● Aim
From the entries below, copy every line that holds the word "Chemical".

● Records provided

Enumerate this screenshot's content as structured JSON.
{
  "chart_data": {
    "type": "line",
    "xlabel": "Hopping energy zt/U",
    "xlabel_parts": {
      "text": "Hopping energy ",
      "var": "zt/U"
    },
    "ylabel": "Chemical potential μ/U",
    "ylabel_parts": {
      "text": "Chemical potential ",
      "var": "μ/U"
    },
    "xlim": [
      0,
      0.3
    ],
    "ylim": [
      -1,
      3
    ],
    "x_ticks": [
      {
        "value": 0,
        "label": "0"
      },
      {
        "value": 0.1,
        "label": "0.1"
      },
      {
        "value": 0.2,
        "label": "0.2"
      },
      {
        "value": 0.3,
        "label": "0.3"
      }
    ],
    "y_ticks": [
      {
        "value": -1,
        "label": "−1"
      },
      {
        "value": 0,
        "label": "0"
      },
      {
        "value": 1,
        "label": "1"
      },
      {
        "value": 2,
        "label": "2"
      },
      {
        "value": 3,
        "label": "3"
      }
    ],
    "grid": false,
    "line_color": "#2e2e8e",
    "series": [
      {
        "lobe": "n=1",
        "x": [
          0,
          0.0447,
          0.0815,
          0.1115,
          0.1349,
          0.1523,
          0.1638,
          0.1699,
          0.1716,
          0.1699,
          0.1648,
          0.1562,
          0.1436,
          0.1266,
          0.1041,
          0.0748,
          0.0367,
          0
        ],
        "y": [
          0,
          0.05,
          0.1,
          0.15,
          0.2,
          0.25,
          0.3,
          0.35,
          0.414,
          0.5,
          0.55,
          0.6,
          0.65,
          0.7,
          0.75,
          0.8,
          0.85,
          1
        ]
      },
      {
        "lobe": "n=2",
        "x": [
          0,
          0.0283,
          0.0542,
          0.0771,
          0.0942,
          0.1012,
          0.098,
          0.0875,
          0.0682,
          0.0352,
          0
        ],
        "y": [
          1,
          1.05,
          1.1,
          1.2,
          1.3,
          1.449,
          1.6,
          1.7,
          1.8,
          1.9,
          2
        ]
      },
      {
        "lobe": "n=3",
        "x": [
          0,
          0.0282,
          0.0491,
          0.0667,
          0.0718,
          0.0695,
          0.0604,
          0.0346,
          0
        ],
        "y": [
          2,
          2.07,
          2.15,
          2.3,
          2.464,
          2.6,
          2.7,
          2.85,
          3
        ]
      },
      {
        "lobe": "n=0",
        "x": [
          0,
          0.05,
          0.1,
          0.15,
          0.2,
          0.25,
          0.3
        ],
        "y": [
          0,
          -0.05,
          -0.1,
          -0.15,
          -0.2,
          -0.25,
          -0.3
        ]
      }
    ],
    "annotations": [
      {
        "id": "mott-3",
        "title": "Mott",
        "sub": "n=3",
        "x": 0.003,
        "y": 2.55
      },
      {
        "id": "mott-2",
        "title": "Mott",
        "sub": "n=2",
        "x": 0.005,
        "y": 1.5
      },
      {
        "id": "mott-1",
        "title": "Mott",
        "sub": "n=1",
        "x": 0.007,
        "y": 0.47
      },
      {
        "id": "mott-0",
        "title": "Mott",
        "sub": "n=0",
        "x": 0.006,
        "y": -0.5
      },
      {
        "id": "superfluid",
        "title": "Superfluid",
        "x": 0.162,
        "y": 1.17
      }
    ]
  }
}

● Solution for this task
    "ylabel": "Chemical potential μ/U",
      "text": "Chemical potential ",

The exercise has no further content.